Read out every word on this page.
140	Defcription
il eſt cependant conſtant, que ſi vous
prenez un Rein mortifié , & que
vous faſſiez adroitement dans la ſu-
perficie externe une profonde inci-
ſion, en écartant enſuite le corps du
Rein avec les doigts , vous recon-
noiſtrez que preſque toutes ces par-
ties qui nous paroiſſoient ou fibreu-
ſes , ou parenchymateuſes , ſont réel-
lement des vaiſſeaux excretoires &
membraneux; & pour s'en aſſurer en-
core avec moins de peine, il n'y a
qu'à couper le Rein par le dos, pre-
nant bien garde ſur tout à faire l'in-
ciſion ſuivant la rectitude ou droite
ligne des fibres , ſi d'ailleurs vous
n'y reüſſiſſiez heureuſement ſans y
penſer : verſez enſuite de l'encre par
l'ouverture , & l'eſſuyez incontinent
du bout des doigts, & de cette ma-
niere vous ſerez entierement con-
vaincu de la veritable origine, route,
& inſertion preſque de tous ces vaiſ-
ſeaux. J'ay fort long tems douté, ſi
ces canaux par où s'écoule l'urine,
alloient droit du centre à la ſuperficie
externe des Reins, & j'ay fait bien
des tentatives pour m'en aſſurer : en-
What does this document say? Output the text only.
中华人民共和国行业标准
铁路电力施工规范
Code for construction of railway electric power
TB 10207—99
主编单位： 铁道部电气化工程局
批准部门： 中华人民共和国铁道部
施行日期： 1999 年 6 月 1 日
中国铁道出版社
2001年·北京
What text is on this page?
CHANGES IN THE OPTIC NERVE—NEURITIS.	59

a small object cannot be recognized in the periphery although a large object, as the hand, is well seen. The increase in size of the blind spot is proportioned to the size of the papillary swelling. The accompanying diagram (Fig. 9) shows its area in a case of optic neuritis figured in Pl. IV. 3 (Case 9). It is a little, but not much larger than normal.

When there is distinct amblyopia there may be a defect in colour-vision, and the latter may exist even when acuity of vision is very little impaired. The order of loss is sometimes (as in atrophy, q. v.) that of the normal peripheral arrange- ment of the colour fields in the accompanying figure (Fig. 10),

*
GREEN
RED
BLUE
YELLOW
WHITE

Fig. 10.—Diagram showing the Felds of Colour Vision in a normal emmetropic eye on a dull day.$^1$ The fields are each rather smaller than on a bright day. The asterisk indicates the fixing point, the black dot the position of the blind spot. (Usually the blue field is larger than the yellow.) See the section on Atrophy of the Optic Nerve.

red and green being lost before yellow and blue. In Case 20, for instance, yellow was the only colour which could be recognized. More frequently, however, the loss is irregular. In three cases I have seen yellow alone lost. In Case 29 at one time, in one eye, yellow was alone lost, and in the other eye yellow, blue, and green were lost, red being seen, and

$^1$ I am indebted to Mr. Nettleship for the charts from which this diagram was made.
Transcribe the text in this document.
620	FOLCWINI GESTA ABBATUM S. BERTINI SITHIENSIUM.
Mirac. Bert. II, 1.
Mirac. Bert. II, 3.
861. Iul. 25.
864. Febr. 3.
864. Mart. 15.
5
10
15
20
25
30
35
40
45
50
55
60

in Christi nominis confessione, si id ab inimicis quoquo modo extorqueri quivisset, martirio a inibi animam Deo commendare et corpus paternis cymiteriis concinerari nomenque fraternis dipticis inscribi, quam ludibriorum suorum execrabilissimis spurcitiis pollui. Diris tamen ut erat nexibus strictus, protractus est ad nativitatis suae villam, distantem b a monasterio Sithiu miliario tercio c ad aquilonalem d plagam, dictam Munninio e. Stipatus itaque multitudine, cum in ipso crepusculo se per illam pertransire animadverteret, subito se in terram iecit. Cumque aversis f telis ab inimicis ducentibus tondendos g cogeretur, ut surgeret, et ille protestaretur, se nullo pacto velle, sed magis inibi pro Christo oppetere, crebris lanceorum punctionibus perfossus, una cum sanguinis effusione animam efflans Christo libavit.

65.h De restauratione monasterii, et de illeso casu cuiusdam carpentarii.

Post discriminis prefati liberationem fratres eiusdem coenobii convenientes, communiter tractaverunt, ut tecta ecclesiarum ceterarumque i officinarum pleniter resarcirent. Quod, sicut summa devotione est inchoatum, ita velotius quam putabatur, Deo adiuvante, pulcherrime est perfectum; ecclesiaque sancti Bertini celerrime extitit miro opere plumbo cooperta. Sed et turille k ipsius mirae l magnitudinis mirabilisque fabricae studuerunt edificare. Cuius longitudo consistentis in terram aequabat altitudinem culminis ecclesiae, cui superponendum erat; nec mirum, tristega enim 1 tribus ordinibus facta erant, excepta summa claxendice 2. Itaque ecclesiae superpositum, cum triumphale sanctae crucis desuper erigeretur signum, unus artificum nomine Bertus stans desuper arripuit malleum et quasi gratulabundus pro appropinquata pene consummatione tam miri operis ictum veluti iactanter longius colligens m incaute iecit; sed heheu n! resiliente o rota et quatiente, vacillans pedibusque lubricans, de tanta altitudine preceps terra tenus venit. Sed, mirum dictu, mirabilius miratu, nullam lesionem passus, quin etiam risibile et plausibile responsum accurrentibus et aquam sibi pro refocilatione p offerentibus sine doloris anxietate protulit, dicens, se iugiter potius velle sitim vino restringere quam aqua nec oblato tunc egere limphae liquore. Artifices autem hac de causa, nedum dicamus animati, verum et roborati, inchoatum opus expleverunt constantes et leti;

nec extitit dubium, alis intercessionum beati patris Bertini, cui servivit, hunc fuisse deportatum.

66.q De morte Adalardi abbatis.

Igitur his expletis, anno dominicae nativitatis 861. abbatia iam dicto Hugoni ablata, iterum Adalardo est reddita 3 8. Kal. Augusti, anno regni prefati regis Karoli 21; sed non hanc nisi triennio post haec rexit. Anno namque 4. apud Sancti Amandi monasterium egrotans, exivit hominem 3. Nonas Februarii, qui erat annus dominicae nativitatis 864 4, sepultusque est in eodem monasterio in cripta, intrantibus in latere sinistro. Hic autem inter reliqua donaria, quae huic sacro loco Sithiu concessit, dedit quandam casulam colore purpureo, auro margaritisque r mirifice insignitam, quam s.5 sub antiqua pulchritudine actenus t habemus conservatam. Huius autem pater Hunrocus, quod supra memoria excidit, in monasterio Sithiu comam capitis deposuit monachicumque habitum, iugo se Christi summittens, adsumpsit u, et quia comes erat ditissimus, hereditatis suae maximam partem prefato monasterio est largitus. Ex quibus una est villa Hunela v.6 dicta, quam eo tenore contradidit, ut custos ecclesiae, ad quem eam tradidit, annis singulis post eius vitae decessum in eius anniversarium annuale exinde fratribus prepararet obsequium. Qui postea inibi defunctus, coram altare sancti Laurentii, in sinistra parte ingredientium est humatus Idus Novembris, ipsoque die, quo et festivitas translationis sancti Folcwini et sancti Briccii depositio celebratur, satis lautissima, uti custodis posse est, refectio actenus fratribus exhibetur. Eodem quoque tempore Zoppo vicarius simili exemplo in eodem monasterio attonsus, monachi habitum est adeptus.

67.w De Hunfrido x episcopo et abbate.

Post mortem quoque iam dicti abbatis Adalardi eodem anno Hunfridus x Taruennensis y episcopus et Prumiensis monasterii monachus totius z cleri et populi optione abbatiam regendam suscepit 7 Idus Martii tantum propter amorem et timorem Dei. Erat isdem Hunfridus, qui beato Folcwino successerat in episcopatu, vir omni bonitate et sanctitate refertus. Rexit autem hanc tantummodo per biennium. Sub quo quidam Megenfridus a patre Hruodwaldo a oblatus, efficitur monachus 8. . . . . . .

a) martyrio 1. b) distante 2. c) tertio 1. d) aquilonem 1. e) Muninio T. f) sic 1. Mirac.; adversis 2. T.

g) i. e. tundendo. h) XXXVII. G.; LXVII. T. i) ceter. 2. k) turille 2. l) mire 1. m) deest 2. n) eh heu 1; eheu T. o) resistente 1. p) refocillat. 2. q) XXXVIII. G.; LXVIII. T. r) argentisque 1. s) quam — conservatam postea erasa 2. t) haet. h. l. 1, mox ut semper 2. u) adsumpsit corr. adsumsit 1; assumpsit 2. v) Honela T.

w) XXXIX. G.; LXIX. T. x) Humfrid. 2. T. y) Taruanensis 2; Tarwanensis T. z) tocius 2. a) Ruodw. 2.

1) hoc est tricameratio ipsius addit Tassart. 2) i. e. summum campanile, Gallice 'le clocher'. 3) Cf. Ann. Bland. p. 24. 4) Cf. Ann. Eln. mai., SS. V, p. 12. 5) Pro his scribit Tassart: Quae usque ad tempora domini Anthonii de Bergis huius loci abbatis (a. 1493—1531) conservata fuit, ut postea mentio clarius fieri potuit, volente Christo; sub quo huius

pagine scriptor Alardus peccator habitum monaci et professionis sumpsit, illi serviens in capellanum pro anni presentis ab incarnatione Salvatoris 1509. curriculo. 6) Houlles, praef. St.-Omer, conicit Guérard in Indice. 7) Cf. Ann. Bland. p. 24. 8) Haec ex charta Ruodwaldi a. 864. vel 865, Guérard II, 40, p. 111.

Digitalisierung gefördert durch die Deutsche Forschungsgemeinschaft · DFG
::::::::::
# [Exercise]
Each line that contains the string "blind" counts once; say how many there are and nothing else.

# [Result of the exercise]
2